-- Text under study follows --
Using Wildcards (?), extends, and super Keywords

In Java, generics allow us to write generic code that can work with different types. However, there are situations where we need to specify certain restrictions or flexibilities on the generic types. This is where the wildcards, extends, and super keywords come into play.

1. Wildcards (?)

The wildcard ? represents an unknown type. It is used when we want to work with a generic type, but the specific type is not important. It allows for flexibility and is commonly used when dealing with unknown types or when the specific type doesn't matter.

For example, let's consider a method printList that prints the elements of a List. We can define this method using the wildcard type as follows:

public static void printList(List<?> list) {
    for (Object element : list) {
        System.out.println(element);
    }
}

Here, the wildcard ? allows the method to accept any type of List.

2. Extends Keyword

The extends keyword is used to specify an upper bound for the generic type. It restricts the type to be a specific class or any of its subclasses. This is useful when we want to work with multiple classes that share a common hierarchy.

For instance, suppose we have a method printNumbers that accepts a List of numbers and prints them. We can define this method using the extends keyword as shown below:

public static void printNumbers(List<? extends Number> numbers) {
    for (Number number : numbers) {
        System.out.println(number);
    }
}

Here, the extends Number restricts the generic type to be a subclass of Number. Therefore, we can pass a List<Integer>, List<Double>, or any other class that extends Number to the method.

3. Super Keyword

The super keyword is used to specify a lower bound for the generic type. It allows the type to be a specific class or any of its superclasses. This is useful when we want to work with multiple classes that have a common superclass.
-- Text under study concluded --
-- Data supplied follows --
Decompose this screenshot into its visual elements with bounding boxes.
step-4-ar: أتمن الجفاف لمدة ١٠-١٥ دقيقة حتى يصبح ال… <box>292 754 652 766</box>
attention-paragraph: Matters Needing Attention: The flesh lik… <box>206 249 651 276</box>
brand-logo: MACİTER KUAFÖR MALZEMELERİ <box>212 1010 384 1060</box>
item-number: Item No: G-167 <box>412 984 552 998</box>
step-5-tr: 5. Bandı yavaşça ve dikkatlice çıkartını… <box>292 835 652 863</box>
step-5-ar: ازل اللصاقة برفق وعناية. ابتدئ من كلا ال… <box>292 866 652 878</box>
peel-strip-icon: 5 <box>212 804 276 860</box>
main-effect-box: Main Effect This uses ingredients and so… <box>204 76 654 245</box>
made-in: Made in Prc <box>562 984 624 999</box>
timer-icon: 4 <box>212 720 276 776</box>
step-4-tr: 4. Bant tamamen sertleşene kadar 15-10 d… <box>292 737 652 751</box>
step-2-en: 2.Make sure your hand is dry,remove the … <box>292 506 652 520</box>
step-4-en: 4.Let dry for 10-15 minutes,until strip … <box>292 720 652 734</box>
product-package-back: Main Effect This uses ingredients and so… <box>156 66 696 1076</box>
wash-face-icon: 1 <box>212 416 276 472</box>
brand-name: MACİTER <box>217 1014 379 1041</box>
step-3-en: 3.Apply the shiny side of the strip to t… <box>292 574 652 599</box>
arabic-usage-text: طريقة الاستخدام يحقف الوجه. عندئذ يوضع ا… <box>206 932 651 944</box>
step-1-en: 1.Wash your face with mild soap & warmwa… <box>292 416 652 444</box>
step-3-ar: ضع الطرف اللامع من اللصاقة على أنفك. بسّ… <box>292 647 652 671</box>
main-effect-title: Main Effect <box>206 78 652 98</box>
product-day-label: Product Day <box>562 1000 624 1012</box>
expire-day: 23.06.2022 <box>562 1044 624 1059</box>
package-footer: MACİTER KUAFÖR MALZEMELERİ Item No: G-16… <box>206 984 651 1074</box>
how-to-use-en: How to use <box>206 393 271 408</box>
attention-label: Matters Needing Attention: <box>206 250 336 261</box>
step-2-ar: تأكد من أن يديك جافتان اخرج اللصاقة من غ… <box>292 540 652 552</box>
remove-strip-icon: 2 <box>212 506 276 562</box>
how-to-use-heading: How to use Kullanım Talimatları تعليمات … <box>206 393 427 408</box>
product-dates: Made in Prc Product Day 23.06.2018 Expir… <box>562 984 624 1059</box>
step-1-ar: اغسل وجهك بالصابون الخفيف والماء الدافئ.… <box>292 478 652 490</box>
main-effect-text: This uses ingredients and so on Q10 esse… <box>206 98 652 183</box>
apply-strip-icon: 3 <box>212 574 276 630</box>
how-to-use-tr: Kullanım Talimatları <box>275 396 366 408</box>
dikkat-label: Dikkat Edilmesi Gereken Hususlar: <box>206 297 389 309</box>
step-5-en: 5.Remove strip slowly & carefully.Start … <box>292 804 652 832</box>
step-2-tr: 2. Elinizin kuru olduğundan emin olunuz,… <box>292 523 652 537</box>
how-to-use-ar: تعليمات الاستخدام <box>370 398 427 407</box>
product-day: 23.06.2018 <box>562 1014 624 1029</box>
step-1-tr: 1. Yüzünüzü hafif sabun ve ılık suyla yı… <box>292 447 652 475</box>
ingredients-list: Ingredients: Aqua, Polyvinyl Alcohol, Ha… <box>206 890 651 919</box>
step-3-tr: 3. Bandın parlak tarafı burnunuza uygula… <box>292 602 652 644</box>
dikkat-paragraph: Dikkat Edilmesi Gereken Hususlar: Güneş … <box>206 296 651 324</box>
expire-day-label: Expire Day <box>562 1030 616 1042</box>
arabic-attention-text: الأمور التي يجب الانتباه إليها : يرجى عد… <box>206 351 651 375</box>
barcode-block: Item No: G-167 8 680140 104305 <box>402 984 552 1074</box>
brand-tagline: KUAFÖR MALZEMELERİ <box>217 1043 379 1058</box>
-- Data supplied concluded --
Exercise requirements:
(1) Summarize the text on Java generics in two sentences.
(2) Reproduce word for word the stretch of the text on Java generics from "The wildcard ? represents" through "type doesn't matter.".

Answers by task:
(1) In Java generics, the wildcard ? represents an unknown type and lets a method such as printList accept any type of List. The extends keyword sets an upper bound that restricts the type to a class or its subclasses, while the super keyword sets a lower bound that allows a class or any of its superclasses.

(2)
The wildcard ? represents an unknown type. It is used when we want to work with a generic type, but the specific type is not important. It allows for flexibility and is commonly used when dealing with unknown types or when the specific type doesn't matter.